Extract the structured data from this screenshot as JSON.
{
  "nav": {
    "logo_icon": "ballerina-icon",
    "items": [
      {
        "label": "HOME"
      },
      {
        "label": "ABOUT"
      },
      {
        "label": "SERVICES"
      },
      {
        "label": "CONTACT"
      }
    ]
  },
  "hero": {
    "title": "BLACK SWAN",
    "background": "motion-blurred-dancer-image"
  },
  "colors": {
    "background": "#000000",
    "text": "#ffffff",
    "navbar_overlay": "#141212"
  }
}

---

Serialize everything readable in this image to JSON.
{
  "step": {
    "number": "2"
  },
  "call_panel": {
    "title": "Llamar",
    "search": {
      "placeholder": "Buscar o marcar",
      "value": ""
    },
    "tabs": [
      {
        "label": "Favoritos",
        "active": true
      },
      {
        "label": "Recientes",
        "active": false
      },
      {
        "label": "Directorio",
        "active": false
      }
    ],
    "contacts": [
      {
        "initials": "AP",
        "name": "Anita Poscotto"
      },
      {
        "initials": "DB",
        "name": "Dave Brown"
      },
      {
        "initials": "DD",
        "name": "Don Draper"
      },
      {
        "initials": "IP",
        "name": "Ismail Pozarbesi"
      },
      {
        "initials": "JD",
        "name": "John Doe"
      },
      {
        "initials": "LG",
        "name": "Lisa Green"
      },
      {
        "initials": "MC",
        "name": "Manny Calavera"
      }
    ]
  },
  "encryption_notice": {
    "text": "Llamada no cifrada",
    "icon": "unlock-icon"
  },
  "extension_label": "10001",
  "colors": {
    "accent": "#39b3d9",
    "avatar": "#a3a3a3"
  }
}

# Task prompt:
Identify each line in the records above containing the word "name"; copy those lines.

# Solution to the exercise:
        "name": "Anita Poscotto"
        "name": "Dave Brown"
        "name": "Don Draper"
        "name": "Ismail Pozarbesi"
        "name": "John Doe"
        "name": "Lisa Green"
        "name": "Manny Calavera"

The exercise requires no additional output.